> Short task
Write out the whole listing again, exactly.

> Records
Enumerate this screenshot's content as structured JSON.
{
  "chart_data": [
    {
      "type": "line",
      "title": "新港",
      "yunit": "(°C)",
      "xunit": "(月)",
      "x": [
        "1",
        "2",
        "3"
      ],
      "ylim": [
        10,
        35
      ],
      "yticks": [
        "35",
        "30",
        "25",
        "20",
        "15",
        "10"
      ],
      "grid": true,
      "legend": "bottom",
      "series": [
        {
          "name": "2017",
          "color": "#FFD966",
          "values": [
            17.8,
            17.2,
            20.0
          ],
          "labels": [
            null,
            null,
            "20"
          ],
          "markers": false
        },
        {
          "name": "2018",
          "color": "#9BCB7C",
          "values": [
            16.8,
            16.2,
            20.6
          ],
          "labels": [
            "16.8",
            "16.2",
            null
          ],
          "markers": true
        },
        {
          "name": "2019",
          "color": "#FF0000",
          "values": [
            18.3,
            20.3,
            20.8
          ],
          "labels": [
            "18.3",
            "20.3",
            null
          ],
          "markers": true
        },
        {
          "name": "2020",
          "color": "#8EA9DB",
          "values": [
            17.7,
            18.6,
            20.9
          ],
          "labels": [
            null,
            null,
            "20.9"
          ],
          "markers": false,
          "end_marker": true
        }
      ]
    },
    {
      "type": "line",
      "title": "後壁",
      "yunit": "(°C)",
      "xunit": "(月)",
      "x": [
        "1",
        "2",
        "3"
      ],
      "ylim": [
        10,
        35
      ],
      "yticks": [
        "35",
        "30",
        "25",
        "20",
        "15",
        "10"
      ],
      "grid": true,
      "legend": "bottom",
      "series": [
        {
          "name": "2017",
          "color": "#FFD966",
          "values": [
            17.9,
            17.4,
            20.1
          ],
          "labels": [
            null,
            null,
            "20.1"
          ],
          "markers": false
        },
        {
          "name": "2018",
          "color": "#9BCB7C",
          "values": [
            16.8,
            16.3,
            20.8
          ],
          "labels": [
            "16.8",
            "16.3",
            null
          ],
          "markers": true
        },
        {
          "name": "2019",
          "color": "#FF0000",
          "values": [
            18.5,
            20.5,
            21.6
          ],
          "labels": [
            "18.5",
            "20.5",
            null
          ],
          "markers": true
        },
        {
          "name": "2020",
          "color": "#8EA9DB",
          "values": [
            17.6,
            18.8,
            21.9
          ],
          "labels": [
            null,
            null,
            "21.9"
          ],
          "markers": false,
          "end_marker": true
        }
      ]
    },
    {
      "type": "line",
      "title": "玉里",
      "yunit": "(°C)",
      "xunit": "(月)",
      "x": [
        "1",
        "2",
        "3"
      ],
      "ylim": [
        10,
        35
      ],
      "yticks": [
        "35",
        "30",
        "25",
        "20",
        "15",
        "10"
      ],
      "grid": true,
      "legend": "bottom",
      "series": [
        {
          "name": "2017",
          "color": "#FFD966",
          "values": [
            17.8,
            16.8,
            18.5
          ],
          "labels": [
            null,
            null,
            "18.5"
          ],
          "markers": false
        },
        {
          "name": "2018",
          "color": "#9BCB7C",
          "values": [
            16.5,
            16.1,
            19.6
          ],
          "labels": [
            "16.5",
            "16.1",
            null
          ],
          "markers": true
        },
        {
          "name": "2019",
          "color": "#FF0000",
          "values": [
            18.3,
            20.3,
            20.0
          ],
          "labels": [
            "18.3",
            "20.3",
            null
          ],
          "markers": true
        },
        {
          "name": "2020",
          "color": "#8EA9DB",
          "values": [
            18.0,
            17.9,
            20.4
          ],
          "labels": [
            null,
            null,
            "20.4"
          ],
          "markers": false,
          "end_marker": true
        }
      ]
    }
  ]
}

> Result
Enumerate this screenshot's content as structured JSON.
{
  "chart_data": [
    {
      "type": "line",
      "title": "新港",
      "yunit": "(°C)",
      "xunit": "(月)",
      "x": [
        "1",
        "2",
        "3"
      ],
      "ylim": [
        10,
        35
      ],
      "yticks": [
        "35",
        "30",
        "25",
        "20",
        "15",
        "10"
      ],
      "grid": true,
      "legend": "bottom",
      "series": [
        {
          "name": "2017",
          "color": "#FFD966",
          "values": [
            17.8,
            17.2,
            20.0
          ],
          "labels": [
            null,
            null,
            "20"
          ],
          "markers": false
        },
        {
          "name": "2018",
          "color": "#9BCB7C",
          "values": [
            16.8,
            16.2,
            20.6
          ],
          "labels": [
            "16.8",
            "16.2",
            null
          ],
          "markers": true
        },
        {
          "name": "2019",
          "color": "#FF0000",
          "values": [
            18.3,
            20.3,
            20.8
          ],
          "labels": [
            "18.3",
            "20.3",
            null
          ],
          "markers": true
        },
        {
          "name": "2020",
          "color": "#8EA9DB",
          "values": [
            17.7,
            18.6,
            20.9
          ],
          "labels": [
            null,
            null,
            "20.9"
          ],
          "markers": false,
          "end_marker": true
        }
      ]
    },
    {
      "type": "line",
      "title": "後壁",
      "yunit": "(°C)",
      "xunit": "(月)",
      "x": [
        "1",
        "2",
        "3"
      ],
      "ylim": [
        10,
        35
      ],
      "yticks": [
        "35",
        "30",
        "25",
        "20",
        "15",
        "10"
      ],
      "grid": true,
      "legend": "bottom",
      "series": [
        {
          "name": "2017",
          "color": "#FFD966",
          "values": [
            17.9,
            17.4,
            20.1
          ],
          "labels": [
            null,
            null,
            "20.1"
          ],
          "markers": false
        },
        {
          "name": "2018",
          "color": "#9BCB7C",
          "values": [
            16.8,
            16.3,
            20.8
          ],
          "labels": [
            "16.8",
            "16.3",
            null
          ],
          "markers": true
        },
        {
          "name": "2019",
          "color": "#FF0000",
          "values": [
            18.5,
            20.5,
            21.6
          ],
          "labels": [
            "18.5",
            "20.5",
            null
          ],
          "markers": true
        },
        {
          "name": "2020",
          "color": "#8EA9DB",
          "values": [
            17.6,
            18.8,
            21.9
          ],
          "labels": [
            null,
            null,
            "21.9"
          ],
          "markers": false,
          "end_marker": true
        }
      ]
    },
    {
      "type": "line",
      "title": "玉里",
      "yunit": "(°C)",
      "xunit": "(月)",
      "x": [
        "1",
        "2",
        "3"
      ],
      "ylim": [
        10,
        35
      ],
      "yticks": [
        "35",
        "30",
        "25",
        "20",
        "15",
        "10"
      ],
      "grid": true,
      "legend": "bottom",
      "series": [
        {
          "name": "2017",
          "color": "#FFD966",
          "values": [
            17.8,
            16.8,
            18.5
          ],
          "labels": [
            null,
            null,
            "18.5"
          ],
          "markers": false
        },
        {
          "name": "2018",
          "color": "#9BCB7C",
          "values": [
            16.5,
            16.1,
            19.6
          ],
          "labels": [
            "16.5",
            "16.1",
            null
          ],
          "markers": true
        },
        {
          "name": "2019",
          "color": "#FF0000",
          "values": [
            18.3,
            20.3,
            20.0
          ],
          "labels": [
            "18.3",
            "20.3",
            null
          ],
          "markers": true
        },
        {
          "name": "2020",
          "color": "#8EA9DB",
          "values": [
            18.0,
            17.9,
            20.4
          ],
          "labels": [
            null,
            null,
            "20.4"
          ],
          "markers": false,
          "end_marker": true
        }
      ]
    }
  ]
}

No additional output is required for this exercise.